Entries shown:
************

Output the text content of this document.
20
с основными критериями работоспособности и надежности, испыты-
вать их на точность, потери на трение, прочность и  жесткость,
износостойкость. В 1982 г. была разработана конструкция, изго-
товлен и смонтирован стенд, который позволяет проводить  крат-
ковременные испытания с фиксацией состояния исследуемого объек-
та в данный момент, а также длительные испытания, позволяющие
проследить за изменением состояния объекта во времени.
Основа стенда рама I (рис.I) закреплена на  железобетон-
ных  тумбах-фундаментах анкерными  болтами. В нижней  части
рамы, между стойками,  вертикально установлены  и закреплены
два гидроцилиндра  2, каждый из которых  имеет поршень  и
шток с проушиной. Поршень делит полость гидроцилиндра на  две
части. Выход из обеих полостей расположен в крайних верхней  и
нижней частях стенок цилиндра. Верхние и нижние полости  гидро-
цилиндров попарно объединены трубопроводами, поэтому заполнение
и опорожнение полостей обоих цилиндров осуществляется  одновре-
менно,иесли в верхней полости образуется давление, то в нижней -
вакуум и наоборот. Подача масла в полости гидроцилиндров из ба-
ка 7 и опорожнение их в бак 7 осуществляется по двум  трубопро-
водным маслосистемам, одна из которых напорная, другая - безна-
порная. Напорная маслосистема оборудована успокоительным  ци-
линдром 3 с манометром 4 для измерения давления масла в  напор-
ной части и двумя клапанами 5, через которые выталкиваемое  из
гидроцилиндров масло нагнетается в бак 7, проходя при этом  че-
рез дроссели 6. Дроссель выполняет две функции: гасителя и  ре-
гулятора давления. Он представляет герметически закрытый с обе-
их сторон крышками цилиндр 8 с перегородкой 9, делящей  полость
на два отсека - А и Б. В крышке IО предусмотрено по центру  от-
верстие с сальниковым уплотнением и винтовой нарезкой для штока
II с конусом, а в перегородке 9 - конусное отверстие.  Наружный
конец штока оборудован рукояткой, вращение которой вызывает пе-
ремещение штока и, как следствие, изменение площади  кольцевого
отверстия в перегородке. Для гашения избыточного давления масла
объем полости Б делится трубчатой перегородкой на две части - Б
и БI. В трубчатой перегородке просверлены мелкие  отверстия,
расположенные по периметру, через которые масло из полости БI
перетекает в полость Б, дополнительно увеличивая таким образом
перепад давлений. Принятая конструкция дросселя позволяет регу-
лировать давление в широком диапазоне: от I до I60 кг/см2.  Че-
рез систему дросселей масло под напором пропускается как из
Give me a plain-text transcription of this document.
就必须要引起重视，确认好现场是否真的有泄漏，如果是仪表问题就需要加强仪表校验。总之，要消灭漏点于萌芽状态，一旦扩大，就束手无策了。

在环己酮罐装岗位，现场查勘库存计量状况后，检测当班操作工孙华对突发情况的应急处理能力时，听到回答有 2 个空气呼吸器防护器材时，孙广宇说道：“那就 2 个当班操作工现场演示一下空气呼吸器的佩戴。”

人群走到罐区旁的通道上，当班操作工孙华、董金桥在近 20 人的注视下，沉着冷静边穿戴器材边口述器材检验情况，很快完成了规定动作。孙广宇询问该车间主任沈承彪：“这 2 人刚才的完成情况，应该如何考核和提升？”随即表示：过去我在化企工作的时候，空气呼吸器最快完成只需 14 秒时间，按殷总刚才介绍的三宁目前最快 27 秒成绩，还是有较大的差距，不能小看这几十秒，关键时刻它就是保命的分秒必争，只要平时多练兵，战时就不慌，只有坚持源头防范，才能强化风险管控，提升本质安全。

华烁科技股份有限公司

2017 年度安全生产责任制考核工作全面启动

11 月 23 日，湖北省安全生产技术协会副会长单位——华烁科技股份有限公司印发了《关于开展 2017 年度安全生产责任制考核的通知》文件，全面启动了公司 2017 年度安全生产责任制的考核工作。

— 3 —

************

Given problem:
Return each line of the records above exactly as it reads.

Reply to the task:
Output the text content of this document.
20
с основными критериями работоспособности и надежности, испыты-
вать их на точность, потери на трение, прочность и  жесткость,
износостойкость. В 1982 г. была разработана конструкция, изго-
товлен и смонтирован стенд, который позволяет проводить  крат-
ковременные испытания с фиксацией состояния исследуемого объек-
та в данный момент, а также длительные испытания, позволяющие
проследить за изменением состояния объекта во времени.
Основа стенда рама I (рис.I) закреплена на  железобетон-
ных  тумбах-фундаментах анкерными  болтами. В нижней  части
рамы, между стойками,  вертикально установлены  и закреплены
два гидроцилиндра  2, каждый из которых  имеет поршень  и
шток с проушиной. Поршень делит полость гидроцилиндра на  две
части. Выход из обеих полостей расположен в крайних верхней  и
нижней частях стенок цилиндра. Верхние и нижние полости  гидро-
цилиндров попарно объединены трубопроводами, поэтому заполнение
и опорожнение полостей обоих цилиндров осуществляется  одновре-
менно,иесли в верхней полости образуется давление, то в нижней -
вакуум и наоборот. Подача масла в полости гидроцилиндров из ба-
ка 7 и опорожнение их в бак 7 осуществляется по двум  трубопро-
водным маслосистемам, одна из которых напорная, другая - безна-
порная. Напорная маслосистема оборудована успокоительным  ци-
линдром 3 с манометром 4 для измерения давления масла в  напор-
ной части и двумя клапанами 5, через которые выталкиваемое  из
гидроцилиндров масло нагнетается в бак 7, проходя при этом  че-
рез дроссели 6. Дроссель выполняет две функции: гасителя и  ре-
гулятора давления. Он представляет герметически закрытый с обе-
их сторон крышками цилиндр 8 с перегородкой 9, делящей  полость
на два отсека - А и Б. В крышке IО предусмотрено по центру  от-
верстие с сальниковым уплотнением и винтовой нарезкой для штока
II с конусом, а в перегородке 9 - конусное отверстие.  Наружный
конец штока оборудован рукояткой, вращение которой вызывает пе-
ремещение штока и, как следствие, изменение площади  кольцевого
отверстия в перегородке. Для гашения избыточного давления масла
объем полости Б делится трубчатой перегородкой на две части - Б
и БI. В трубчатой перегородке просверлены мелкие  отверстия,
расположенные по периметру, через которые масло из полости БI
перетекает в полость Б, дополнительно увеличивая таким образом
перепад давлений. Принятая конструкция дросселя позволяет регу-
лировать давление в широком диапазоне: от I до I60 кг/см2.  Че-
рез систему дросселей масло под напором пропускается как из
Give me a plain-text transcription of this document.
就必须要引起重视，确认好现场是否真的有泄漏，如果是仪表问题就需要加强仪表校验。总之，要消灭漏点于萌芽状态，一旦扩大，就束手无策了。

在环己酮罐装岗位，现场查勘库存计量状况后，检测当班操作工孙华对突发情况的应急处理能力时，听到回答有 2 个空气呼吸器防护器材时，孙广宇说道：“那就 2 个当班操作工现场演示一下空气呼吸器的佩戴。”

人群走到罐区旁的通道上，当班操作工孙华、董金桥在近 20 人的注视下，沉着冷静边穿戴器材边口述器材检验情况，很快完成了规定动作。孙广宇询问该车间主任沈承彪：“这 2 人刚才的完成情况，应该如何考核和提升？”随即表示：过去我在化企工作的时候，空气呼吸器最快完成只需 14 秒时间，按殷总刚才介绍的三宁目前最快 27 秒成绩，还是有较大的差距，不能小看这几十秒，关键时刻它就是保命的分秒必争，只要平时多练兵，战时就不慌，只有坚持源头防范，才能强化风险管控，提升本质安全。

华烁科技股份有限公司

2017 年度安全生产责任制考核工作全面启动

11 月 23 日，湖北省安全生产技术协会副会长单位——华烁科技股份有限公司印发了《关于开展 2017 年度安全生产责任制考核的通知》文件，全面启动了公司 2017 年度安全生产责任制的考核工作。

— 3 —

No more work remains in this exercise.